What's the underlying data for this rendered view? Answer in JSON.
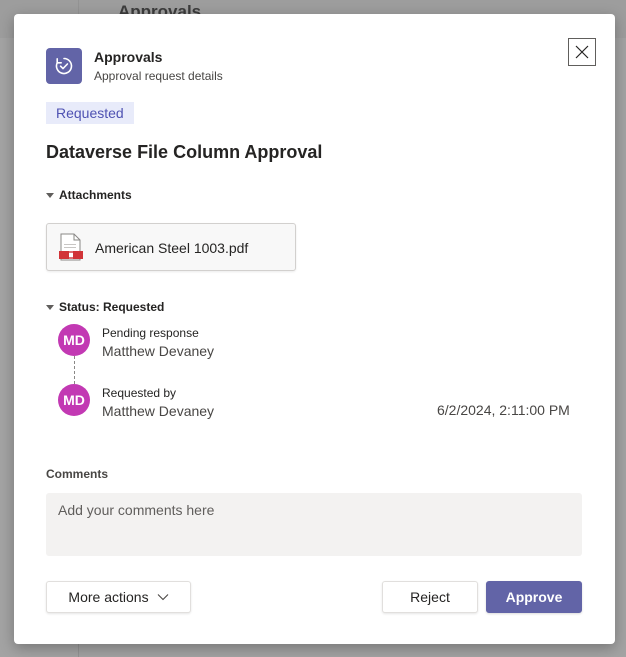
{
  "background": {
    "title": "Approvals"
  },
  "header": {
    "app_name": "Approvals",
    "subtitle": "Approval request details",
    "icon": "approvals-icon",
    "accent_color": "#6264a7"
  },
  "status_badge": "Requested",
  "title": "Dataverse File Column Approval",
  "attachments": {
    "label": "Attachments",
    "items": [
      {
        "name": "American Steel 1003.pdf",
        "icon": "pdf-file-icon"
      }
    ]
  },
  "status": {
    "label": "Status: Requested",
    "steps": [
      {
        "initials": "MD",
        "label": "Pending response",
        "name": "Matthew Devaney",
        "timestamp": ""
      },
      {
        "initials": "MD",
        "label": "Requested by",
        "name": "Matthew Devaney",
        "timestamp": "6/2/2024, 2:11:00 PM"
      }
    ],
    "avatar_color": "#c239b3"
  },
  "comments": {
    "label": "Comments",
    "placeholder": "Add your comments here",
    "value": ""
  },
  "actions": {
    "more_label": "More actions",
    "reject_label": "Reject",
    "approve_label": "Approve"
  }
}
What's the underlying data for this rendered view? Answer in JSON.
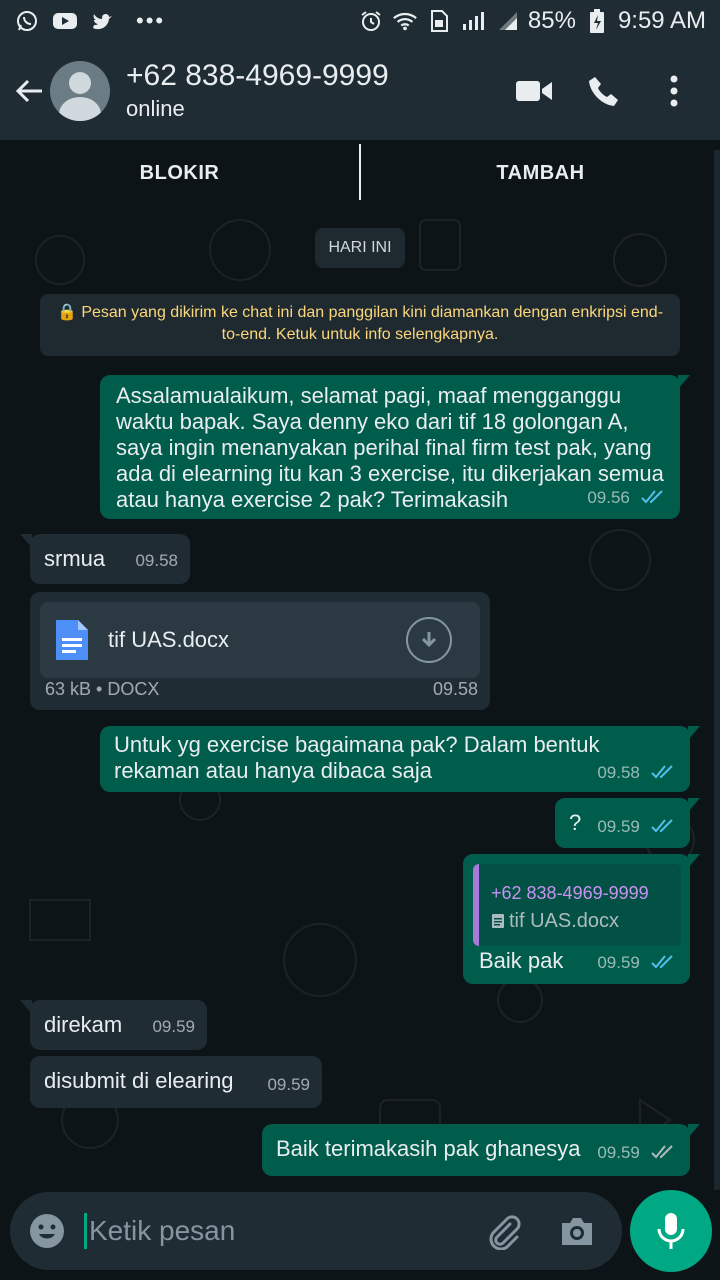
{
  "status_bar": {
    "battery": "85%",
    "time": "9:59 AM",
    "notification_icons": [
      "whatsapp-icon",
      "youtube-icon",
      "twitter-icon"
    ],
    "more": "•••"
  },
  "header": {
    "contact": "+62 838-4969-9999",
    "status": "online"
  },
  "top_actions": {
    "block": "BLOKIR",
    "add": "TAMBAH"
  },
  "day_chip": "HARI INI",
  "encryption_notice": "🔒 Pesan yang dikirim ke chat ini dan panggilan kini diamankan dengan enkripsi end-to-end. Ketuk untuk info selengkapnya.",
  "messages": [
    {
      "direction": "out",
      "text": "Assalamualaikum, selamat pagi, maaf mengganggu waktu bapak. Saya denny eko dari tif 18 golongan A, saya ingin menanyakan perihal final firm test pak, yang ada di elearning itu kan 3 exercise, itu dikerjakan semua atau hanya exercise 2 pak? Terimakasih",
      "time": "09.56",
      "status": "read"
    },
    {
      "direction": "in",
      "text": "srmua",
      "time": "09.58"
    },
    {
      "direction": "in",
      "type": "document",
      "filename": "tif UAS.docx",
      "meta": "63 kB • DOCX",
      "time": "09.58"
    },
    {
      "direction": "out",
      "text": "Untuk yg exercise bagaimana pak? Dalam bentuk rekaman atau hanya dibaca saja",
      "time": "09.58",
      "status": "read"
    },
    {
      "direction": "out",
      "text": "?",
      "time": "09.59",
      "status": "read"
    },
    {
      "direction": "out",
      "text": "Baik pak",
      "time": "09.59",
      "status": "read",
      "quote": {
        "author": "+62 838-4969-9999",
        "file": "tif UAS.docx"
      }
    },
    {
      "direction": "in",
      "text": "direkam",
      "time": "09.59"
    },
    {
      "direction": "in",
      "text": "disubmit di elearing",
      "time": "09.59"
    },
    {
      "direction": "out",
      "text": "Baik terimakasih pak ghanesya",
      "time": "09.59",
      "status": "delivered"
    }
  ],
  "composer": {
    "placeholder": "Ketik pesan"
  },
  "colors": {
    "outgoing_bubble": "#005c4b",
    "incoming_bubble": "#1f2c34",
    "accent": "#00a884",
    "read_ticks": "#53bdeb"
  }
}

===============

» Work to be completed
Output every entry verbatim. Pictures do not belong in the copy.

» Answer to the exercise
What's the underlying data for this rendered view? Answer in JSON.
{
  "background": {
    "title": "Approvals"
  },
  "header": {
    "app_name": "Approvals",
    "subtitle": "Approval request details",
    "icon": "approvals-icon",
    "accent_color": "#6264a7"
  },
  "status_badge": "Requested",
  "title": "Dataverse File Column Approval",
  "attachments": {
    "label": "Attachments",
    "items": [
      {
        "name": "American Steel 1003.pdf",
        "icon": "pdf-file-icon"
      }
    ]
  },
  "status": {
    "label": "Status: Requested",
    "steps": [
      {
        "initials": "MD",
        "label": "Pending response",
        "name": "Matthew Devaney",
        "timestamp": ""
      },
      {
        "initials": "MD",
        "label": "Requested by",
        "name": "Matthew Devaney",
        "timestamp": "6/2/2024, 2:11:00 PM"
      }
    ],
    "avatar_color": "#c239b3"
  },
  "comments": {
    "label": "Comments",
    "placeholder": "Add your comments here",
    "value": ""
  },
  "actions": {
    "more_label": "More actions",
    "reject_label": "Reject",
    "approve_label": "Approve"
  }
}
What's the underlying data for this rendered view? Answer in JSON.
{
  "status_bar": {
    "battery": "85%",
    "time": "9:59 AM",
    "notification_icons": [
      "whatsapp-icon",
      "youtube-icon",
      "twitter-icon"
    ],
    "more": "•••"
  },
  "header": {
    "contact": "+62 838-4969-9999",
    "status": "online"
  },
  "top_actions": {
    "block": "BLOKIR",
    "add": "TAMBAH"
  },
  "day_chip": "HARI INI",
  "encryption_notice": "🔒 Pesan yang dikirim ke chat ini dan panggilan kini diamankan dengan enkripsi end-to-end. Ketuk untuk info selengkapnya.",
  "messages": [
    {
      "direction": "out",
      "text": "Assalamualaikum, selamat pagi, maaf mengganggu waktu bapak. Saya denny eko dari tif 18 golongan A, saya ingin menanyakan perihal final firm test pak, yang ada di elearning itu kan 3 exercise, itu dikerjakan semua atau hanya exercise 2 pak? Terimakasih",
      "time": "09.56",
      "status": "read"
    },
    {
      "direction": "in",
      "text": "srmua",
      "time": "09.58"
    },
    {
      "direction": "in",
      "type": "document",
      "filename": "tif UAS.docx",
      "meta": "63 kB • DOCX",
      "time": "09.58"
    },
    {
      "direction": "out",
      "text": "Untuk yg exercise bagaimana pak? Dalam bentuk rekaman atau hanya dibaca saja",
      "time": "09.58",
      "status": "read"
    },
    {
      "direction": "out",
      "text": "?",
      "time": "09.59",
      "status": "read"
    },
    {
      "direction": "out",
      "text": "Baik pak",
      "time": "09.59",
      "status": "read",
      "quote": {
        "author": "+62 838-4969-9999",
        "file": "tif UAS.docx"
      }
    },
    {
      "direction": "in",
      "text": "direkam",
      "time": "09.59"
    },
    {
      "direction": "in",
      "text": "disubmit di elearing",
      "time": "09.59"
    },
    {
      "direction": "out",
      "text": "Baik terimakasih pak ghanesya",
      "time": "09.59",
      "status": "delivered"
    }
  ],
  "composer": {
    "placeholder": "Ketik pesan"
  },
  "colors": {
    "outgoing_bubble": "#005c4b",
    "incoming_bubble": "#1f2c34",
    "accent": "#00a884",
    "read_ticks": "#53bdeb"
  }
}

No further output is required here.